→ INSTRUCTION: Identify all lines of the data containing the string "panel" and copy them.

→ RECORDS FOR THE TASK:
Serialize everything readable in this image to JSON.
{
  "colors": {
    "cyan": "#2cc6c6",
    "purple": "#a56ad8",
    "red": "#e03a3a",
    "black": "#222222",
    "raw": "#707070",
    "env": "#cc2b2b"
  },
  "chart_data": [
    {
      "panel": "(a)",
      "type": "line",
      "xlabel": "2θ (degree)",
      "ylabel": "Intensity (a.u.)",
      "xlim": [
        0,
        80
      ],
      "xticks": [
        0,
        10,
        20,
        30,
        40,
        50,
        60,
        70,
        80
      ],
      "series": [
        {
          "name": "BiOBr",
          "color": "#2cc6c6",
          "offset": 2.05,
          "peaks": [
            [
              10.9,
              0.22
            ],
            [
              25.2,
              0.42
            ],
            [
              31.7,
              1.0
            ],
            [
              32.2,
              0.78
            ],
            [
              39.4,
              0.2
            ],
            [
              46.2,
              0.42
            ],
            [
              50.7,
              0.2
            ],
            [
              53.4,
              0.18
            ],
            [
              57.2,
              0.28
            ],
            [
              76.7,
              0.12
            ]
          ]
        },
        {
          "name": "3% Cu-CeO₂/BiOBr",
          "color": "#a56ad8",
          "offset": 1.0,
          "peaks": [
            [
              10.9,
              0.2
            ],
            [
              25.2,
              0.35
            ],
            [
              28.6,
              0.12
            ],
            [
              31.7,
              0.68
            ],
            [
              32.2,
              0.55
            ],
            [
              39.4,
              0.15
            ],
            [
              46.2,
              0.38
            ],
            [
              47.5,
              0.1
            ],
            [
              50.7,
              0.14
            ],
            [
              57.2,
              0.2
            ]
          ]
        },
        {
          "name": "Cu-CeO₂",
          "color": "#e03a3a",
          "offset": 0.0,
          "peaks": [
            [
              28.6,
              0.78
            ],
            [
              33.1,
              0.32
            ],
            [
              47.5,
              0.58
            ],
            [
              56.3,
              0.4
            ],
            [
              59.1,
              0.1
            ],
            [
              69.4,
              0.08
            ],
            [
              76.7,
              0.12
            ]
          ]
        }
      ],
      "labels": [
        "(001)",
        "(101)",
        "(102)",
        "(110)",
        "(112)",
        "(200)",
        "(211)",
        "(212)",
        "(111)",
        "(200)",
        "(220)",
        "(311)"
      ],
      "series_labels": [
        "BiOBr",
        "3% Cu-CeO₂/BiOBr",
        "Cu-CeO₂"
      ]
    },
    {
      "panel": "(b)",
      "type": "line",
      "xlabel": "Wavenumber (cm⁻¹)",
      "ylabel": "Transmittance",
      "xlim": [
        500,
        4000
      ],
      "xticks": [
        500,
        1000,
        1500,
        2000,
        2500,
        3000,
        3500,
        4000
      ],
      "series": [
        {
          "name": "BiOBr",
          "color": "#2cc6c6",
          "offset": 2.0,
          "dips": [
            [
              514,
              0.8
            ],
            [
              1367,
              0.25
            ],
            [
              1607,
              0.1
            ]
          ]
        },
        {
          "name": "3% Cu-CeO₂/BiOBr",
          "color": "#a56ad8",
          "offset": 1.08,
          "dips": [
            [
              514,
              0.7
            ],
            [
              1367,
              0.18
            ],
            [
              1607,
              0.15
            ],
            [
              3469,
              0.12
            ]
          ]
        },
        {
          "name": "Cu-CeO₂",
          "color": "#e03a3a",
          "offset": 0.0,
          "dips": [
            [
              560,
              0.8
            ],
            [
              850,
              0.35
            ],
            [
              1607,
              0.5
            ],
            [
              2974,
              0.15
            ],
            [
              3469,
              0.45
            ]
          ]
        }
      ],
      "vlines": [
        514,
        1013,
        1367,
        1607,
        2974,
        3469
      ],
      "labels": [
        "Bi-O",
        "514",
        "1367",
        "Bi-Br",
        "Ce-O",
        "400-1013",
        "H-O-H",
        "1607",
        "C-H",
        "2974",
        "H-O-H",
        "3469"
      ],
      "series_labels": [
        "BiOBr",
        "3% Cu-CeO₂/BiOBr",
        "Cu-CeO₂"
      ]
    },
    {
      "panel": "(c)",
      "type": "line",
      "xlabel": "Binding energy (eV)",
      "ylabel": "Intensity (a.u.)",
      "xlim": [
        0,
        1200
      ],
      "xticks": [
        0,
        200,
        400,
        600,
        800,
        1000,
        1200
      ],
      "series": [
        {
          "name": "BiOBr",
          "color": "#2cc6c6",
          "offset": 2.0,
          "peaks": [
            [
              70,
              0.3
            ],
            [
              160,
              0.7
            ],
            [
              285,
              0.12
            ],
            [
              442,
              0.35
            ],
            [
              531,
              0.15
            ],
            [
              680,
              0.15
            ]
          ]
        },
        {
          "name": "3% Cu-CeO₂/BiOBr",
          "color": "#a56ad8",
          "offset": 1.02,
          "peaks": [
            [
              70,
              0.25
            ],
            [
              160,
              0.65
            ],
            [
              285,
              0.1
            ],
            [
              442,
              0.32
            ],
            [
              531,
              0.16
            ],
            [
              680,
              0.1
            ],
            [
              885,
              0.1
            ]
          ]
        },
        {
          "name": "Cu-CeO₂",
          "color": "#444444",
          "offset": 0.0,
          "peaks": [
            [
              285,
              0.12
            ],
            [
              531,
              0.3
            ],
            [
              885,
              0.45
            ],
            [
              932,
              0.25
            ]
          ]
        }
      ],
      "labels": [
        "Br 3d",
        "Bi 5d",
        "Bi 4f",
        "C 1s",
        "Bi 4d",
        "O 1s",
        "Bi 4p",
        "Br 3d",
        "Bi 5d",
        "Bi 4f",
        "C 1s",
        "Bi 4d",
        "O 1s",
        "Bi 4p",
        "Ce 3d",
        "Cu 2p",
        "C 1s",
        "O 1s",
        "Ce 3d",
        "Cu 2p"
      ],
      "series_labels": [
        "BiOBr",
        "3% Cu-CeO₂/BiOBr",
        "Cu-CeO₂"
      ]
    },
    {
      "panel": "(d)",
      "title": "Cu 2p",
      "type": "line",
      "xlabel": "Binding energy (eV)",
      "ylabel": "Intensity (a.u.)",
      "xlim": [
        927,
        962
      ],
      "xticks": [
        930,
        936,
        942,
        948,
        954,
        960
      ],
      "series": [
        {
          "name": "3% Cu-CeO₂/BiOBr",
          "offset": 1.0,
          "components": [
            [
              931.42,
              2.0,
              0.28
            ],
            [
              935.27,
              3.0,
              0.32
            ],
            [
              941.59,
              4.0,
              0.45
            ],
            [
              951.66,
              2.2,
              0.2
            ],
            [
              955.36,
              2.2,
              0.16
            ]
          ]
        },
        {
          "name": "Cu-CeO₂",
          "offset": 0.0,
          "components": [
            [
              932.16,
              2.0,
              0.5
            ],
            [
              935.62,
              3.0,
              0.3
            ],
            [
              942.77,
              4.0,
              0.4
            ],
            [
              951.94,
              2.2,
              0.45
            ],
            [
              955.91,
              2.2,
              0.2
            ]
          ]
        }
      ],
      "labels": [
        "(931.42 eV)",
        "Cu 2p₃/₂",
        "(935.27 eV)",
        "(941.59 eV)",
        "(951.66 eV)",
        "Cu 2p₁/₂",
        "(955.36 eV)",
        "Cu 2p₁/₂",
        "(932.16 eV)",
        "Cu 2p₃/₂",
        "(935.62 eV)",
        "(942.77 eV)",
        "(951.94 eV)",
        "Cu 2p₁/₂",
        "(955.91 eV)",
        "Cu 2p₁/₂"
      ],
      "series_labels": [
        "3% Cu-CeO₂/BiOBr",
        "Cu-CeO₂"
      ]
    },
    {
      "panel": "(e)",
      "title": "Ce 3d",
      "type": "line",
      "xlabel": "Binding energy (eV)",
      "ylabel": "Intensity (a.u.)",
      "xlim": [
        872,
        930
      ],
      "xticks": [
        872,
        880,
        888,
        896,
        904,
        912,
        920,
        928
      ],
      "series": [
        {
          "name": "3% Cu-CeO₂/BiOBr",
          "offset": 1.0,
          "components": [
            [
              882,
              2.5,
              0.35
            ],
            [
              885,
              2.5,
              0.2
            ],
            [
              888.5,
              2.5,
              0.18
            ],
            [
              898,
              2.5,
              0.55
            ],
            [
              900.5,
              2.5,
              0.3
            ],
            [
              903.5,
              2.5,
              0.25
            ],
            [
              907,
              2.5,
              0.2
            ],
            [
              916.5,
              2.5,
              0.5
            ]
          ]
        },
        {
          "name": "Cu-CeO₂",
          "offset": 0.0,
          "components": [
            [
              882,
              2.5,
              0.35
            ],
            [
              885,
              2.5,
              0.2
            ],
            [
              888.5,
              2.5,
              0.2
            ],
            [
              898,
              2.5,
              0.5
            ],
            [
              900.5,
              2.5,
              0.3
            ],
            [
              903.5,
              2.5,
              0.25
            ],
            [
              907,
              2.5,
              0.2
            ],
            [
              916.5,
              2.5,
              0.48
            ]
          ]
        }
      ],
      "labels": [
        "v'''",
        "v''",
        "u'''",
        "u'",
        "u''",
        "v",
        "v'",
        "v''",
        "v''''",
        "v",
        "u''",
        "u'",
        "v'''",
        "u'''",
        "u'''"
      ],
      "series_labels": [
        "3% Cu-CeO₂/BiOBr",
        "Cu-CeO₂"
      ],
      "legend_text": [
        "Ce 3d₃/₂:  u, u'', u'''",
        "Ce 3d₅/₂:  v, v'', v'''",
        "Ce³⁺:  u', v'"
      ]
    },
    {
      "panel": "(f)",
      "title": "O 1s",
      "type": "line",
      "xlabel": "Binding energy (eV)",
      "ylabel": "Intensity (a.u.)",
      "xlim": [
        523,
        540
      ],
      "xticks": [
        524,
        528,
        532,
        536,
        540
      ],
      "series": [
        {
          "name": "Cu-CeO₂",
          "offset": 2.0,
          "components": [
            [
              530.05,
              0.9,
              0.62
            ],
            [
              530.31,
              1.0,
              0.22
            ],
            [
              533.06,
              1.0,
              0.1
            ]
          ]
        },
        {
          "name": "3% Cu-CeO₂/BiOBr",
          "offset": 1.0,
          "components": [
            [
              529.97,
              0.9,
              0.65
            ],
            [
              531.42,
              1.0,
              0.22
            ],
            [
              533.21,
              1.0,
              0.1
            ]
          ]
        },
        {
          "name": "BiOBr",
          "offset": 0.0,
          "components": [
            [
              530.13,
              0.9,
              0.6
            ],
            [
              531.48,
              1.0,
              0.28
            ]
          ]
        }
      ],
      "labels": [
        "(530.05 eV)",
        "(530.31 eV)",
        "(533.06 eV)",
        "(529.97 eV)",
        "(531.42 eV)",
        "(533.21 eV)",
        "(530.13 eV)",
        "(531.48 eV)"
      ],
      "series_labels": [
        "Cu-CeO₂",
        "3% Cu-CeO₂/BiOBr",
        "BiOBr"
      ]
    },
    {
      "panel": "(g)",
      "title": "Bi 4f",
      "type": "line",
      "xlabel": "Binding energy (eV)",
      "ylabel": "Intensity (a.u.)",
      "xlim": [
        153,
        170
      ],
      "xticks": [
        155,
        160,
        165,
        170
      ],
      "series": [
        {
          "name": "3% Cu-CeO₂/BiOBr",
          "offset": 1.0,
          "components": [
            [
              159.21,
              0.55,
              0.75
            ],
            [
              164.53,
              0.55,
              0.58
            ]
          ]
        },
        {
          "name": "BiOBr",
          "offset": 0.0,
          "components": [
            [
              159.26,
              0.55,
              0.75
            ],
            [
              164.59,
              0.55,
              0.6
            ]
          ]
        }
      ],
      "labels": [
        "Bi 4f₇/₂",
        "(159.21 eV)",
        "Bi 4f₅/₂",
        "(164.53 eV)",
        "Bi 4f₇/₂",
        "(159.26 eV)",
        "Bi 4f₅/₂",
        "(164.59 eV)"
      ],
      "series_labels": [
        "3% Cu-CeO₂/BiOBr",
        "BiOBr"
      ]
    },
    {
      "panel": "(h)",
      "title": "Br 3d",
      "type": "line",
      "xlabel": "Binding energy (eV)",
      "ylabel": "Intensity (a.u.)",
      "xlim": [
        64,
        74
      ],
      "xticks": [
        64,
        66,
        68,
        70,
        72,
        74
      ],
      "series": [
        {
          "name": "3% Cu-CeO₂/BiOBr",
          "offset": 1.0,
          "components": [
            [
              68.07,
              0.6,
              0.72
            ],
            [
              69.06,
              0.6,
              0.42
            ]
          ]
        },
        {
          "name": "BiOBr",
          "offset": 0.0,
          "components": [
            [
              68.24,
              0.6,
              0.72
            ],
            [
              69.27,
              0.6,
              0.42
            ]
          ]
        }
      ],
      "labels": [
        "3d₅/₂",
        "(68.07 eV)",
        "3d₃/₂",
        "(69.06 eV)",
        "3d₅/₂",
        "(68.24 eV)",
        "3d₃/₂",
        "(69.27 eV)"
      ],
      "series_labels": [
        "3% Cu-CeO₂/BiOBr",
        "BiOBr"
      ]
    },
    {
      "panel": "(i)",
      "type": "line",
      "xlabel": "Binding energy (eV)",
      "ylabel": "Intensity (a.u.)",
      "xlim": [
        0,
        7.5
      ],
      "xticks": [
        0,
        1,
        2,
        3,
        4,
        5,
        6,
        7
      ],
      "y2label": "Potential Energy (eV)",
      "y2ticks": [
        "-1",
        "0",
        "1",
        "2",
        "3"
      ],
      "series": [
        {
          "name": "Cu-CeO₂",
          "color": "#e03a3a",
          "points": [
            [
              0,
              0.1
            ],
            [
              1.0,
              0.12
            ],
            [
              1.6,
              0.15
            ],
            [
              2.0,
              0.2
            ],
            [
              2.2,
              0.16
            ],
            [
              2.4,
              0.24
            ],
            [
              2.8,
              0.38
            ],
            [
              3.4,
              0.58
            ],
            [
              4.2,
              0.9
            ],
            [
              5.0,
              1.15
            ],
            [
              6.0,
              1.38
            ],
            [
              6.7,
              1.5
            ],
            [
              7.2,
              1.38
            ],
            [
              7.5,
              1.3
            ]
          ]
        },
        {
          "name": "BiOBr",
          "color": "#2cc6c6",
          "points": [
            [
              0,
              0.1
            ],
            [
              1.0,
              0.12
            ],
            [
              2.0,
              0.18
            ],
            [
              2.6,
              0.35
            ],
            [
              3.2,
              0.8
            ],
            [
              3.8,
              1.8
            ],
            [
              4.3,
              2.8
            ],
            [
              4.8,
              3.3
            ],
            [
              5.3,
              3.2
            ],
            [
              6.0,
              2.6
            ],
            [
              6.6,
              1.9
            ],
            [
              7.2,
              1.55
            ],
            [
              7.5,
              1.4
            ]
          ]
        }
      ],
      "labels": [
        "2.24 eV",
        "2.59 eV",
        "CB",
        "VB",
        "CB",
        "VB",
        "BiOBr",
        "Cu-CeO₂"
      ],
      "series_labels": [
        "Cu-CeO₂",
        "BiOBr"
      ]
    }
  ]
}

→ RESPONSE:
      "panel": "(a)",
      "panel": "(b)",
      "panel": "(c)",
      "panel": "(d)",
      "panel": "(e)",
      "panel": "(f)",
      "panel": "(g)",
      "panel": "(h)",
      "panel": "(i)",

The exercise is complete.